BRIEF A
Print the passage of the discussion on the lone inventor myth starting at "But not all" and ending at "much higher requirements.", word for word.

Forget About the Mythical Lone Inventor in the Garage - polymathist
http://www.slate.com/articles/technology/future_tense/2012/05/argonne_national_lab_director_on_the_myth_of_the_lone_inventor_in_the_garage.single.html
======
ajdecon
Well, like so many other things, it's field-dependent. :-)

If you're working in software, you don't even need a garage: a dorm room or
studio apartment, a laptop, and a few thousand dollars to pay for web hosting,
will fill your need for physical equipment. I think that one of the great
achievements of the past few decades has been the invention of an entire field
of technical endeavor in which the base costs are so low.

But not all innovation is in software, and it's good to get a reminder that
most fields have substantial equipment materials and equipment costs. A lab
doing electronics, biotechnology, energy research, and many other _totally
necessary things_ has much higher requirements.

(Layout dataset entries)
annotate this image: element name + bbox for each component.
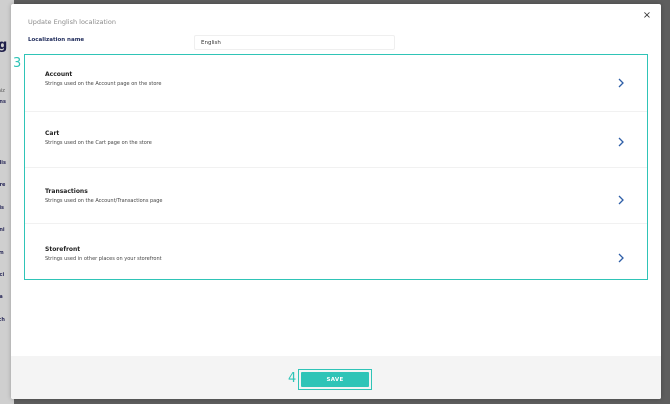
bg-fragment: ani bbox=[0, 227, 5, 233]
bg-fragment: miz bbox=[0, 88, 5, 94]
save-button-highlight: SAVE bbox=[298, 369, 372, 390]
bg-fragment: glis bbox=[0, 160, 6, 166]
localization-modal: Update English localization × Localizati… bbox=[11, 4, 661, 399]
chevron-right-icon[interactable] bbox=[617, 195, 625, 205]
step-marker-3: 3 bbox=[13, 56, 22, 71]
item-description: Strings used on the Account/Transactions… bbox=[45, 198, 163, 204]
localization-name-input[interactable] bbox=[194, 35, 395, 50]
bg-fragment: tch bbox=[0, 317, 5, 323]
item-description: Strings used on the Account page on the … bbox=[45, 81, 162, 87]
item-title: Storefront bbox=[45, 246, 81, 253]
bg-fragment: bre bbox=[0, 182, 6, 188]
close-icon[interactable]: × bbox=[641, 10, 653, 22]
modal-footer: 4 SAVE bbox=[11, 356, 661, 399]
step-marker-4: 4 bbox=[288, 371, 297, 386]
list-item-storefront[interactable]: Storefront Strings used in other places … bbox=[25, 223, 647, 279]
localization-name-label: Localization name bbox=[28, 37, 85, 43]
chevron-right-icon[interactable] bbox=[617, 137, 625, 147]
bg-fragment: nci bbox=[0, 272, 5, 278]
item-description: Strings used on the Cart page on the sto… bbox=[45, 140, 152, 146]
bg-fragment: kis bbox=[0, 205, 5, 211]
save-button[interactable]: SAVE bbox=[301, 372, 369, 387]
list-item-transactions[interactable]: Transactions Strings used on the Account… bbox=[25, 167, 647, 223]
chevron-right-icon[interactable] bbox=[617, 78, 625, 88]
chevron-right-icon[interactable] bbox=[617, 253, 625, 263]
item-title: Cart bbox=[45, 130, 60, 137]
item-title: Transactions bbox=[45, 188, 88, 195]
item-title: Account bbox=[45, 71, 73, 78]
bg-fragment: ons bbox=[0, 99, 6, 105]
string-category-list: Account Strings used on the Account page… bbox=[24, 54, 648, 280]
list-item-account[interactable]: Account Strings used on the Account page… bbox=[25, 55, 647, 111]
bg-fragment: rm bbox=[0, 250, 4, 256]
bg-fragment: lia bbox=[0, 294, 3, 300]
modal-title: Update English localization bbox=[28, 18, 116, 26]
bg-fragment: g bbox=[0, 38, 8, 53]
item-description: Strings used in other places on your sto… bbox=[45, 256, 162, 262]
list-item-cart[interactable]: Cart Strings used on the Cart page on th… bbox=[25, 111, 647, 167]
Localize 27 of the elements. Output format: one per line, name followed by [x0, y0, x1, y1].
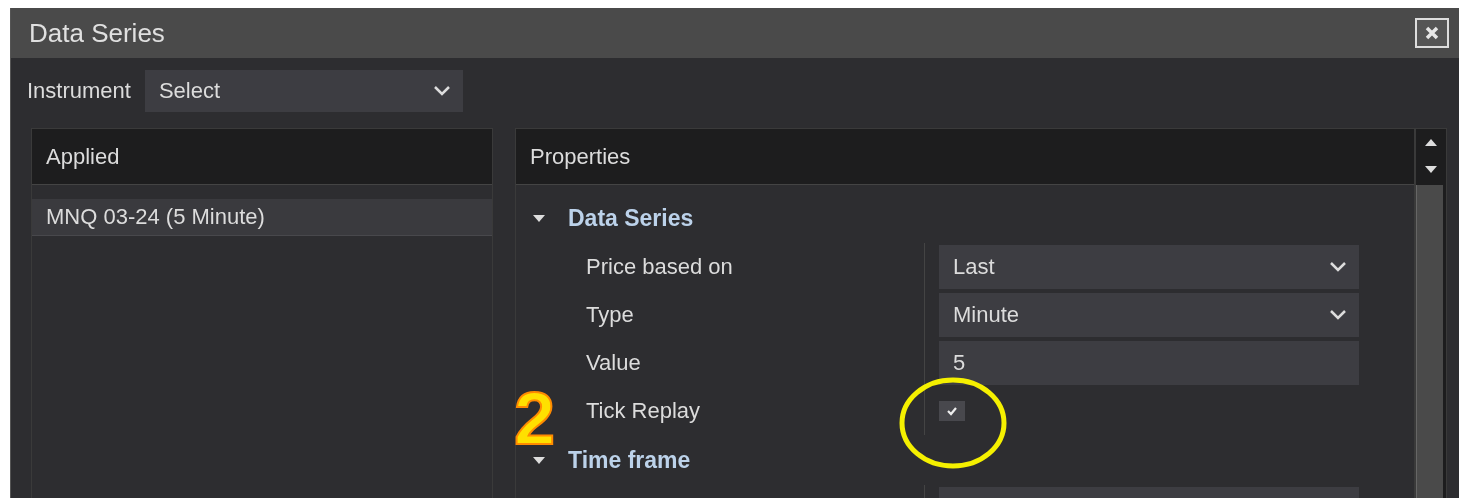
window-title: Data Series: [29, 17, 165, 49]
property-label: Price based on: [585, 254, 734, 280]
chevron-icon: [1329, 309, 1347, 321]
chevron-icon: [1329, 261, 1347, 273]
checkbox[interactable]: [939, 401, 965, 421]
property-label: Value: [585, 350, 642, 376]
applied-item[interactable]: MNQ 03-24 (5 Minute): [32, 199, 492, 236]
scrollbar-thumb[interactable]: [1416, 185, 1443, 498]
property-field[interactable]: 5: [939, 341, 1359, 385]
chevron-icon: [432, 85, 451, 97]
instrument-dropdown[interactable]: Select: [144, 70, 463, 112]
annotation-number: 2: [514, 391, 556, 447]
section-title: Data Series: [568, 204, 694, 232]
property-label: Type: [585, 302, 635, 328]
expand-icon[interactable]: [532, 455, 546, 465]
property-dropdown[interactable]: Last: [939, 245, 1359, 289]
applied-header: Applied: [32, 129, 492, 185]
property-label: Tick Replay: [585, 398, 702, 424]
expand-icon[interactable]: [532, 213, 546, 223]
check-icon: [946, 406, 958, 416]
section-title: Time frame: [568, 446, 691, 474]
property-dropdown[interactable]: Minute: [939, 293, 1359, 337]
properties-header: Properties: [516, 129, 1414, 185]
down-arrow-icon: [1425, 166, 1437, 173]
instrument-label: Instrument: [27, 78, 131, 104]
close-button[interactable]: [1415, 18, 1449, 48]
up-arrow-icon: [1425, 139, 1437, 146]
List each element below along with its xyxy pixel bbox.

BRIEF B
From the entries above, output the lines starting at the one that contains "bg-fragment: ani bbox=[0, 227, 5, 233]" and ending at the one that contains "localization-modal: Update English". Keep both of those lines and reproduce each line verbatim.

COMPLETE RESPONSE A
But not all innovation is in software, and it's good to get a reminder that
most fields have substantial equipment materials and equipment costs. A lab
doing electronics, biotechnology, energy research, and many other _totally
necessary things_ has much higher requirements.

COMPLETE RESPONSE B
bg-fragment: ani bbox=[0, 227, 5, 233]
bg-fragment: miz bbox=[0, 88, 5, 94]
save-button-highlight: SAVE bbox=[298, 369, 372, 390]
bg-fragment: glis bbox=[0, 160, 6, 166]
localization-modal: Update English localization × Localizati… bbox=[11, 4, 661, 399]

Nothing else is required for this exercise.